> _DIRECTIVE_: Extract the complete data exactly as given.

> _MATERIAL PROVIDED_:

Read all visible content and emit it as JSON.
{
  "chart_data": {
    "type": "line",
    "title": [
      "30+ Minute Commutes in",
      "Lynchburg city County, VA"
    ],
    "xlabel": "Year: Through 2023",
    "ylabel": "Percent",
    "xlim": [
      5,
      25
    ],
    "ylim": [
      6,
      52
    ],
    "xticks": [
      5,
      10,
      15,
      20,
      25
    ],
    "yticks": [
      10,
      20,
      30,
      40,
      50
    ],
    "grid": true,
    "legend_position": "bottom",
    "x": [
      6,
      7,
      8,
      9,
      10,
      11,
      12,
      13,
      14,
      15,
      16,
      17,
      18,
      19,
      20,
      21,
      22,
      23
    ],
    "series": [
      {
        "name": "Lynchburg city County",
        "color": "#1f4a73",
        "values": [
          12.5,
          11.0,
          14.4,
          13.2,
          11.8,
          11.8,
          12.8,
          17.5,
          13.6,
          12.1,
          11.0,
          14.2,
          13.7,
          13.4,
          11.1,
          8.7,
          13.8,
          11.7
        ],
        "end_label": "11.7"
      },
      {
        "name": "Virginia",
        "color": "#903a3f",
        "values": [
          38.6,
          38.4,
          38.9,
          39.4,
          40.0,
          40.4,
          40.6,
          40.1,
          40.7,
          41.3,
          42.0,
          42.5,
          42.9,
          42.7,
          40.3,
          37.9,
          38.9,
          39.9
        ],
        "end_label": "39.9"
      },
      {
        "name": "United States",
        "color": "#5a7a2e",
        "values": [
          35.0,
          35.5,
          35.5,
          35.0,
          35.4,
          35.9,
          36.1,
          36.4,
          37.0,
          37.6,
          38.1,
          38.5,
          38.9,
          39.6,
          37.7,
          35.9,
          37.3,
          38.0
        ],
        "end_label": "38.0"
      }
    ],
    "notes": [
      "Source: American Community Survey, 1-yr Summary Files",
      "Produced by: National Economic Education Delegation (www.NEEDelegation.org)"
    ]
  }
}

> _RESPONSE TO THIS TASK_:
Read all visible content and emit it as JSON.
{
  "chart_data": {
    "type": "line",
    "title": [
      "30+ Minute Commutes in",
      "Lynchburg city County, VA"
    ],
    "xlabel": "Year: Through 2023",
    "ylabel": "Percent",
    "xlim": [
      5,
      25
    ],
    "ylim": [
      6,
      52
    ],
    "xticks": [
      5,
      10,
      15,
      20,
      25
    ],
    "yticks": [
      10,
      20,
      30,
      40,
      50
    ],
    "grid": true,
    "legend_position": "bottom",
    "x": [
      6,
      7,
      8,
      9,
      10,
      11,
      12,
      13,
      14,
      15,
      16,
      17,
      18,
      19,
      20,
      21,
      22,
      23
    ],
    "series": [
      {
        "name": "Lynchburg city County",
        "color": "#1f4a73",
        "values": [
          12.5,
          11.0,
          14.4,
          13.2,
          11.8,
          11.8,
          12.8,
          17.5,
          13.6,
          12.1,
          11.0,
          14.2,
          13.7,
          13.4,
          11.1,
          8.7,
          13.8,
          11.7
        ],
        "end_label": "11.7"
      },
      {
        "name": "Virginia",
        "color": "#903a3f",
        "values": [
          38.6,
          38.4,
          38.9,
          39.4,
          40.0,
          40.4,
          40.6,
          40.1,
          40.7,
          41.3,
          42.0,
          42.5,
          42.9,
          42.7,
          40.3,
          37.9,
          38.9,
          39.9
        ],
        "end_label": "39.9"
      },
      {
        "name": "United States",
        "color": "#5a7a2e",
        "values": [
          35.0,
          35.5,
          35.5,
          35.0,
          35.4,
          35.9,
          36.1,
          36.4,
          37.0,
          37.6,
          38.1,
          38.5,
          38.9,
          39.6,
          37.7,
          35.9,
          37.3,
          38.0
        ],
        "end_label": "38.0"
      }
    ],
    "notes": [
      "Source: American Community Survey, 1-yr Summary Files",
      "Produced by: National Economic Education Delegation (www.NEEDelegation.org)"
    ]
  }
}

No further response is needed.